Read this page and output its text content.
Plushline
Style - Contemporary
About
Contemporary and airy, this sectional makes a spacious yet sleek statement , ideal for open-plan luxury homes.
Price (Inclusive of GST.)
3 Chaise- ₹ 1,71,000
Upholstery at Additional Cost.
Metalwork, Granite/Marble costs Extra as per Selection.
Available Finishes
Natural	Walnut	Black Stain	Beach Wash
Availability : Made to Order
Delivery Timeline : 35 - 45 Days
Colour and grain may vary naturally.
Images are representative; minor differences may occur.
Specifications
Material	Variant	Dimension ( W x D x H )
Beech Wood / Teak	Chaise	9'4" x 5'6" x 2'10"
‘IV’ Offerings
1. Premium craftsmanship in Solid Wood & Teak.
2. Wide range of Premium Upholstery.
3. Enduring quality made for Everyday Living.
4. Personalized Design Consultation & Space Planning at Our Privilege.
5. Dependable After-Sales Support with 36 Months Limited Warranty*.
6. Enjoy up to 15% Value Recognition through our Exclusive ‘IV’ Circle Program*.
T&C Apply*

◆ OBJECTIVE: Give an exact repetition of all the material.

◆ TASK RESPONSE:
Read this page and output its text content.
Plushline
Style - Contemporary
About
Contemporary and airy, this sectional makes a spacious yet sleek statement , ideal for open-plan luxury homes.
Price (Inclusive of GST.)
3 Chaise- ₹ 1,71,000
Upholstery at Additional Cost.
Metalwork, Granite/Marble costs Extra as per Selection.
Available Finishes
Natural	Walnut	Black Stain	Beach Wash
Availability : Made to Order
Delivery Timeline : 35 - 45 Days
Colour and grain may vary naturally.
Images are representative; minor differences may occur.
Specifications
Material	Variant	Dimension ( W x D x H )
Beech Wood / Teak	Chaise	9'4" x 5'6" x 2'10"
‘IV’ Offerings
1. Premium craftsmanship in Solid Wood & Teak.
2. Wide range of Premium Upholstery.
3. Enduring quality made for Everyday Living.
4. Personalized Design Consultation & Space Planning at Our Privilege.
5. Dependable After-Sales Support with 36 Months Limited Warranty*.
6. Enjoy up to 15% Value Recognition through our Exclusive ‘IV’ Circle Program*.
T&C Apply*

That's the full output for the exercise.